>> begin Data entries

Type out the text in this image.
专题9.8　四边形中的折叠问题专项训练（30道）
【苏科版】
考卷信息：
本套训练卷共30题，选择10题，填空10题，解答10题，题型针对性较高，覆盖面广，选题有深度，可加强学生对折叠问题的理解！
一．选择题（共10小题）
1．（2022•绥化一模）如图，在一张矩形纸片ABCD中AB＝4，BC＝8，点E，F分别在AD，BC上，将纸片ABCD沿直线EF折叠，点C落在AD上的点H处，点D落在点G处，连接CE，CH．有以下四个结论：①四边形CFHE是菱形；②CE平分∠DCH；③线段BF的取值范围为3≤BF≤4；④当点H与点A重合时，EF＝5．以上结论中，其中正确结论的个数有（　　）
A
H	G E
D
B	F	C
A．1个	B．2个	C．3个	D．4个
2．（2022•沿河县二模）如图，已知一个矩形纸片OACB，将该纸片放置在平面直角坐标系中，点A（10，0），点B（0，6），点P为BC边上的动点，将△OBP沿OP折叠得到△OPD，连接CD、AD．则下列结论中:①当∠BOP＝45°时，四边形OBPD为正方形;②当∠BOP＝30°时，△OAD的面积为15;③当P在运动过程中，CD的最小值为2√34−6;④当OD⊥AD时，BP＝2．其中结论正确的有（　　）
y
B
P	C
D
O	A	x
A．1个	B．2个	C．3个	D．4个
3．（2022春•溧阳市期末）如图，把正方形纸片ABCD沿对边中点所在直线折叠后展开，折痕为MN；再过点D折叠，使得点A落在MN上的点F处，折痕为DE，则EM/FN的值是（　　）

>> end Data entries

# [The problem]
Repeat the data above, word for word.

# [Full solution]
Type out the text in this image.
专题9.8　四边形中的折叠问题专项训练（30道）
【苏科版】
考卷信息：
本套训练卷共30题，选择10题，填空10题，解答10题，题型针对性较高，覆盖面广，选题有深度，可加强学生对折叠问题的理解！
一．选择题（共10小题）
1．（2022•绥化一模）如图，在一张矩形纸片ABCD中AB＝4，BC＝8，点E，F分别在AD，BC上，将纸片ABCD沿直线EF折叠，点C落在AD上的点H处，点D落在点G处，连接CE，CH．有以下四个结论：①四边形CFHE是菱形；②CE平分∠DCH；③线段BF的取值范围为3≤BF≤4；④当点H与点A重合时，EF＝5．以上结论中，其中正确结论的个数有（　　）
A
H	G E
D
B	F	C
A．1个	B．2个	C．3个	D．4个
2．（2022•沿河县二模）如图，已知一个矩形纸片OACB，将该纸片放置在平面直角坐标系中，点A（10，0），点B（0，6），点P为BC边上的动点，将△OBP沿OP折叠得到△OPD，连接CD、AD．则下列结论中:①当∠BOP＝45°时，四边形OBPD为正方形;②当∠BOP＝30°时，△OAD的面积为15;③当P在运动过程中，CD的最小值为2√34−6;④当OD⊥AD时，BP＝2．其中结论正确的有（　　）
y
B
P	C
D
O	A	x
A．1个	B．2个	C．3个	D．4个
3．（2022春•溧阳市期末）如图，把正方形纸片ABCD沿对边中点所在直线折叠后展开，折痕为MN；再过点D折叠，使得点A落在MN上的点F处，折痕为DE，则EM/FN的值是（　　）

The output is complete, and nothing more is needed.